WHAT YOU WILL DO: Find the number of lines containing the string "icon" in the data. Answer with the number by itself.

INFORMATION SHOWN:
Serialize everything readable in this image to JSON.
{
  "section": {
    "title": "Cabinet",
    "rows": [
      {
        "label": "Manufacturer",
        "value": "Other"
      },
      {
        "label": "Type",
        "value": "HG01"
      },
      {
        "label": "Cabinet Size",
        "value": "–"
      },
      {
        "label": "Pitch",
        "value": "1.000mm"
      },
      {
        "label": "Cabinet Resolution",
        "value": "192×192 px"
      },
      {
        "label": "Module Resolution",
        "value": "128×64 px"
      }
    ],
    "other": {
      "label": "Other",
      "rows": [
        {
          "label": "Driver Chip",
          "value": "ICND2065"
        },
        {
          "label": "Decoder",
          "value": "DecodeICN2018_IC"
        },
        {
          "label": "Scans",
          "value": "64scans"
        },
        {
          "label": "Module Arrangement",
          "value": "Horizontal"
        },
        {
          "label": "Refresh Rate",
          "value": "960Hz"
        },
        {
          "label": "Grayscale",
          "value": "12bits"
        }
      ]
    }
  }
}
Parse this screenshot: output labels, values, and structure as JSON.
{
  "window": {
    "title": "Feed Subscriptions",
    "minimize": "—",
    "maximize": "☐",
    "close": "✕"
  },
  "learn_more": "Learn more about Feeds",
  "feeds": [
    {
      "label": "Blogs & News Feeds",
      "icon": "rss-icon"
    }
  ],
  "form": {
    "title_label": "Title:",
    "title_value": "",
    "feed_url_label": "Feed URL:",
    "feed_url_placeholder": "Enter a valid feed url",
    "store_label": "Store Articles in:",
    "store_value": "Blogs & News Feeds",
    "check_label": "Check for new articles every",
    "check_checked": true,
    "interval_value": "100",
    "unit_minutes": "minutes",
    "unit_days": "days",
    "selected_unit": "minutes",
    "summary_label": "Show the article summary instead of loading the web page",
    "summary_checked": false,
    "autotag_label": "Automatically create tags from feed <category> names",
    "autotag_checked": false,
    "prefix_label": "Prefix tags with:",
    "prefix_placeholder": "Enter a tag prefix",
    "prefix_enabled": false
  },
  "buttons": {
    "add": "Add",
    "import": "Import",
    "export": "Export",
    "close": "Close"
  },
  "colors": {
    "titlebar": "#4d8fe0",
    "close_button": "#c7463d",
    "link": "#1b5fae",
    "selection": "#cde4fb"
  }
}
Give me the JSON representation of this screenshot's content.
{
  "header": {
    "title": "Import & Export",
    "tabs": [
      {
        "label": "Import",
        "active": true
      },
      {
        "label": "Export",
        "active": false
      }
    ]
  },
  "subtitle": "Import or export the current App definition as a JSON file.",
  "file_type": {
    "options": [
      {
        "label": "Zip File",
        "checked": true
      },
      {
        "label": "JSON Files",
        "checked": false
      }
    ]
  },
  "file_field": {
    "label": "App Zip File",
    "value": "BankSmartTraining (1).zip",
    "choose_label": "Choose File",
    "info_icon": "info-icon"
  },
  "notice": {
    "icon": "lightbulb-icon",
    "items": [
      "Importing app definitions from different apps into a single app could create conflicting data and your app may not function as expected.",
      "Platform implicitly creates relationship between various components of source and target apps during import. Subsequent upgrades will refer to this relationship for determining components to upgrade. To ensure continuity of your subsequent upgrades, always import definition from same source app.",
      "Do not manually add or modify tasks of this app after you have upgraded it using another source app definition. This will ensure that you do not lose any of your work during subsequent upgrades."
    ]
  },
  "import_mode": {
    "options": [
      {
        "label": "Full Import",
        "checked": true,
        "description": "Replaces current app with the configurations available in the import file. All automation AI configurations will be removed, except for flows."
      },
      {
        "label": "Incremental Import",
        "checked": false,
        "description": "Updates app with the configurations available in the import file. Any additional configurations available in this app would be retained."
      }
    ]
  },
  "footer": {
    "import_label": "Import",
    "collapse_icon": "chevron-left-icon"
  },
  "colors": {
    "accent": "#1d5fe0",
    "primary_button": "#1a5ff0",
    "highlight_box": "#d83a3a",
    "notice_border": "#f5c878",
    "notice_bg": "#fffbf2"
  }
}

WRITTEN RESPONSE: 4